= INSTRUCTIONS TO FOLLOW =
Each entry has to be copied exactly, with nothing missed.
--- START SUPPLIED INFORMATION ---
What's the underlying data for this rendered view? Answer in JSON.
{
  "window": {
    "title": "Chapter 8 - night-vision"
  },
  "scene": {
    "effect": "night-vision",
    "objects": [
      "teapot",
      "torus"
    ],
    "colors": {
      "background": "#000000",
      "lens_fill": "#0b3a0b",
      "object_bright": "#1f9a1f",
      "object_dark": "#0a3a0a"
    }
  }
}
--- END SUPPLIED INFORMATION ---
= SOLUTION TO THE EXERCISE =
What's the underlying data for this rendered view? Answer in JSON.
{
  "window": {
    "title": "Chapter 8 - night-vision"
  },
  "scene": {
    "effect": "night-vision",
    "objects": [
      "teapot",
      "torus"
    ],
    "colors": {
      "background": "#000000",
      "lens_fill": "#0b3a0b",
      "object_bright": "#1f9a1f",
      "object_dark": "#0a3a0a"
    }
  }
}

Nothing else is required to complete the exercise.